----- Data shown -----

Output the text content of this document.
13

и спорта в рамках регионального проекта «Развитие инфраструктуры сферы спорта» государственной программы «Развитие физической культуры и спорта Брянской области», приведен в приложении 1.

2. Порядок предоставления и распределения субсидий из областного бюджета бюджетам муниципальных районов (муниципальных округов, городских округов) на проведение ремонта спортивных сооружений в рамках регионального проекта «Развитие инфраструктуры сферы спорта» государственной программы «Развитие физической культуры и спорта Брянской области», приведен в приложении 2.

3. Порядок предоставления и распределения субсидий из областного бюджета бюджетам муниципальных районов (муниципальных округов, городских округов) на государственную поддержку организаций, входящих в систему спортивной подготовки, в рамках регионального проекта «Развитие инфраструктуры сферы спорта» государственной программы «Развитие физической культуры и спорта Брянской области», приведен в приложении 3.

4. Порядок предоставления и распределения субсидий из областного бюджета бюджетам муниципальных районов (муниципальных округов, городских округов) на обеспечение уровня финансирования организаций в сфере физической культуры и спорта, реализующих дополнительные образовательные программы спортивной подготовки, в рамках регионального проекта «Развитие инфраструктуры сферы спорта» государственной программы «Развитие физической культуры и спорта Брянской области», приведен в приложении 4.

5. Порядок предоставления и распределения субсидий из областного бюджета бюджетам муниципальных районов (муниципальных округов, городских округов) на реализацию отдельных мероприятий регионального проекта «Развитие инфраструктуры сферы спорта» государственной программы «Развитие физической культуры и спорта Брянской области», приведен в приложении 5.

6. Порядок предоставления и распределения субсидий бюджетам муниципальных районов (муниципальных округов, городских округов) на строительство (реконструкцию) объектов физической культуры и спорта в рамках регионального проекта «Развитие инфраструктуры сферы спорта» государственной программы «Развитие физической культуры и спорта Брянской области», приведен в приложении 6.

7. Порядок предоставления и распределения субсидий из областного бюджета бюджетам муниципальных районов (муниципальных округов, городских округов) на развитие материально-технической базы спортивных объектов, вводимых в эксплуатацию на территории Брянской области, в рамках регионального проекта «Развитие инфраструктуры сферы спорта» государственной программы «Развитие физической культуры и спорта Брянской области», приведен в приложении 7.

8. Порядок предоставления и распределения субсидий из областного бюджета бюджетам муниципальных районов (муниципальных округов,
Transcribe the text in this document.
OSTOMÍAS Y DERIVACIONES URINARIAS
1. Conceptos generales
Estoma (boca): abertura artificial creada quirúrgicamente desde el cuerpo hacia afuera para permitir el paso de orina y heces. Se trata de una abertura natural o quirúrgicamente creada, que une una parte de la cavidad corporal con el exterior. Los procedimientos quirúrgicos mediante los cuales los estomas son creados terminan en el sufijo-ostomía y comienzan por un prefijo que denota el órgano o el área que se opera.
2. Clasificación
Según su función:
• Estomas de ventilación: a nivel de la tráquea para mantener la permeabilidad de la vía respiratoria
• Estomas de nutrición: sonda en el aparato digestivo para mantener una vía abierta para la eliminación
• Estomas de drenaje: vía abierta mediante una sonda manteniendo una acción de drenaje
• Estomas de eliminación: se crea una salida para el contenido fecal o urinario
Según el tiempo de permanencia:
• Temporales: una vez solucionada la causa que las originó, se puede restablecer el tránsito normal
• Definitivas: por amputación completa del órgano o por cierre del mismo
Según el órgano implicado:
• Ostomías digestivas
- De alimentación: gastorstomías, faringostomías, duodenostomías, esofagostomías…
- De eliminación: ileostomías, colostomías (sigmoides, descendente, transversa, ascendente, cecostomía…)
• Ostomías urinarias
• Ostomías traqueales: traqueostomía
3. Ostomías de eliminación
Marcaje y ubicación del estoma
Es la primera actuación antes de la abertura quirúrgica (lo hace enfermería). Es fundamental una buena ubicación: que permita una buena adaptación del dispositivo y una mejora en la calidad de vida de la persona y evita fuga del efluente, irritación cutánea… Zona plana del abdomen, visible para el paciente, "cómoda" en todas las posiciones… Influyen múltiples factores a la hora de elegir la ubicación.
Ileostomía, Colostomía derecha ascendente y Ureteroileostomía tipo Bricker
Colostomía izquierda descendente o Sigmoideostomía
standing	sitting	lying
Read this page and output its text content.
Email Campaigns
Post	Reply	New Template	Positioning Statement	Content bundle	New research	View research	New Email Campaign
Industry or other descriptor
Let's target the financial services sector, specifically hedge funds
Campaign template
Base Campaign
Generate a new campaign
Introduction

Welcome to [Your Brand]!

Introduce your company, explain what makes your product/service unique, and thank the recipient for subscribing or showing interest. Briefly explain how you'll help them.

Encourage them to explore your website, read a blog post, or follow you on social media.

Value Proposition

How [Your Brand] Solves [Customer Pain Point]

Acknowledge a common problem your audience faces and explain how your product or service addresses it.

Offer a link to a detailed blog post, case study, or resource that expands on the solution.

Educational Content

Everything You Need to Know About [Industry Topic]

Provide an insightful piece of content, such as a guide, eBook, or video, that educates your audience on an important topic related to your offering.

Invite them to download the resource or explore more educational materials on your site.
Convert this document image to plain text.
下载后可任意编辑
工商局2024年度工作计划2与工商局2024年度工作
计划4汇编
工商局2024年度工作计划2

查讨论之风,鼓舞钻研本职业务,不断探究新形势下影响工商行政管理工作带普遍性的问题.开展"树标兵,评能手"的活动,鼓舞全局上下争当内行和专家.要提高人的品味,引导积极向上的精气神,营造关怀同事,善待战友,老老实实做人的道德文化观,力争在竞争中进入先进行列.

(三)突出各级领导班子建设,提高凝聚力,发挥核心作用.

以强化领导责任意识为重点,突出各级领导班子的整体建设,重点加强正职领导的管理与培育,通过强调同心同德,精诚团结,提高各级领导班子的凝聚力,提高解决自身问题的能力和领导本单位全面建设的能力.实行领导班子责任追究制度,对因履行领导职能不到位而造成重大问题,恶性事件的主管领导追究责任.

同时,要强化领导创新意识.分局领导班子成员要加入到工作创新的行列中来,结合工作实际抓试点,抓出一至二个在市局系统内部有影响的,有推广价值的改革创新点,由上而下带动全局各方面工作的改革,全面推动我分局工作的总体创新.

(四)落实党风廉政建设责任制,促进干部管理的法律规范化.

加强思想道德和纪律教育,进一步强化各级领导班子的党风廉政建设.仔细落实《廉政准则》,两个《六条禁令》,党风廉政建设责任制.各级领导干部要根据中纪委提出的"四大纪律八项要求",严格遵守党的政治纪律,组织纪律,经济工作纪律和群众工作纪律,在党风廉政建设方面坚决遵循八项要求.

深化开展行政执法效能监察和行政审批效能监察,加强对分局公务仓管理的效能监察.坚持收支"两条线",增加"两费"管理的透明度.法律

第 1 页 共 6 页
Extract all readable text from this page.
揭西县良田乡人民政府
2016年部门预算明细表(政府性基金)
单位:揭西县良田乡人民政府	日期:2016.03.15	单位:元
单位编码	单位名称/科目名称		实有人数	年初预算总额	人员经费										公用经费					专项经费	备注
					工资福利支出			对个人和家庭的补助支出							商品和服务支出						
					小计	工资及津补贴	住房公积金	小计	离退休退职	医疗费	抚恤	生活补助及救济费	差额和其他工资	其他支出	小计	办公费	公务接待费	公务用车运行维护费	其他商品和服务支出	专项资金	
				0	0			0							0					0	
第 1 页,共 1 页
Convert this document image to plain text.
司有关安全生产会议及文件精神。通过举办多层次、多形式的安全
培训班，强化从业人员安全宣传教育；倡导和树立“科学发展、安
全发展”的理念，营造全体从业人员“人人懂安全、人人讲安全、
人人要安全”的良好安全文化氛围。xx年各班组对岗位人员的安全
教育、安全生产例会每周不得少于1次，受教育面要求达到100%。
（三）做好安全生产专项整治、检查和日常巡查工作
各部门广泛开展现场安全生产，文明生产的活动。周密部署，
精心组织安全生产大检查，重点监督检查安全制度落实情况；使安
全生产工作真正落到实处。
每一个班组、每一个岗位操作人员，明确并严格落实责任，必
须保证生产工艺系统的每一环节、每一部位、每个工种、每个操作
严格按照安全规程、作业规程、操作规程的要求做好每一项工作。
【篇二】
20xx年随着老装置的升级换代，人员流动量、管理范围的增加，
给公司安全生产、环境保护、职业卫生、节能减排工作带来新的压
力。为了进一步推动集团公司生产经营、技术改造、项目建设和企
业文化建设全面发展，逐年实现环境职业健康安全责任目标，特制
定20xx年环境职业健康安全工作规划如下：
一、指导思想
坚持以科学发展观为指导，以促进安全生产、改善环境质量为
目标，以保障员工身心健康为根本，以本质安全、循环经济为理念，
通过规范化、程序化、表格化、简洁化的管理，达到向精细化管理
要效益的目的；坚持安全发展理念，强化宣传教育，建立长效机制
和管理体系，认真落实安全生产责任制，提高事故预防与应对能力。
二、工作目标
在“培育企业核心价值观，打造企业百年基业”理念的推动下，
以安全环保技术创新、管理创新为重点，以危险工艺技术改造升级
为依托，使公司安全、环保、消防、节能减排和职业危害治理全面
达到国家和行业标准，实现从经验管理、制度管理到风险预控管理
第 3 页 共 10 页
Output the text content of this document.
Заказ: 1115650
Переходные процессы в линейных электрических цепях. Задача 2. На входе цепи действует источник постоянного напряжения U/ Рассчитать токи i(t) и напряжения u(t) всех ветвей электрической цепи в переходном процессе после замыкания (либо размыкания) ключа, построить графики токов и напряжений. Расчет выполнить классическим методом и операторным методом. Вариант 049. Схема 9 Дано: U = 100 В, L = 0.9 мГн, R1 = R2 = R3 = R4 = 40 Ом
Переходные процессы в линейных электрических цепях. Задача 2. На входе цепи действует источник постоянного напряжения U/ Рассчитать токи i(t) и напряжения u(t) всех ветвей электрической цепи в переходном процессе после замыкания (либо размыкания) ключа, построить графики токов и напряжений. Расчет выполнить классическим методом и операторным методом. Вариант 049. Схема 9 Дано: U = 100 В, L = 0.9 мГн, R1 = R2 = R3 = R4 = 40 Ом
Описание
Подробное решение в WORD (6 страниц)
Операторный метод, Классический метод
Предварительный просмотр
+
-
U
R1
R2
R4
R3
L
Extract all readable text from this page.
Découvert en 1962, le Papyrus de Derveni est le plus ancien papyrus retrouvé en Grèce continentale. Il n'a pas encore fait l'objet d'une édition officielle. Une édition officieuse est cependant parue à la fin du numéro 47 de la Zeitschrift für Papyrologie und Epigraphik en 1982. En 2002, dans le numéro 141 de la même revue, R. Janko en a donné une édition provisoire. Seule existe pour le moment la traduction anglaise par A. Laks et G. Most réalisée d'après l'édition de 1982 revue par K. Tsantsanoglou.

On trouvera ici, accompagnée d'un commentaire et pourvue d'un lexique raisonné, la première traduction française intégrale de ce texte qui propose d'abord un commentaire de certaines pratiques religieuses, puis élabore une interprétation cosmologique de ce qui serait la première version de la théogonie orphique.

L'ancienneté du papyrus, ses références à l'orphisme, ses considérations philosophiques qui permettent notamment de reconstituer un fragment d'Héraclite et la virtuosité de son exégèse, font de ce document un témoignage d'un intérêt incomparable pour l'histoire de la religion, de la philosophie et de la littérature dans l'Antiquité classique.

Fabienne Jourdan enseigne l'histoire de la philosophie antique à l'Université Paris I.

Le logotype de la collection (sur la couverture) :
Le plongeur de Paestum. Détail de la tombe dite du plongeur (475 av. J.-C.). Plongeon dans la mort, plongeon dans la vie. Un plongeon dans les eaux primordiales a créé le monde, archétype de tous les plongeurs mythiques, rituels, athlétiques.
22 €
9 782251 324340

-----

What is expected: Find how many lines of the entries contain "histoire". Respond with the number only.

Full output: 2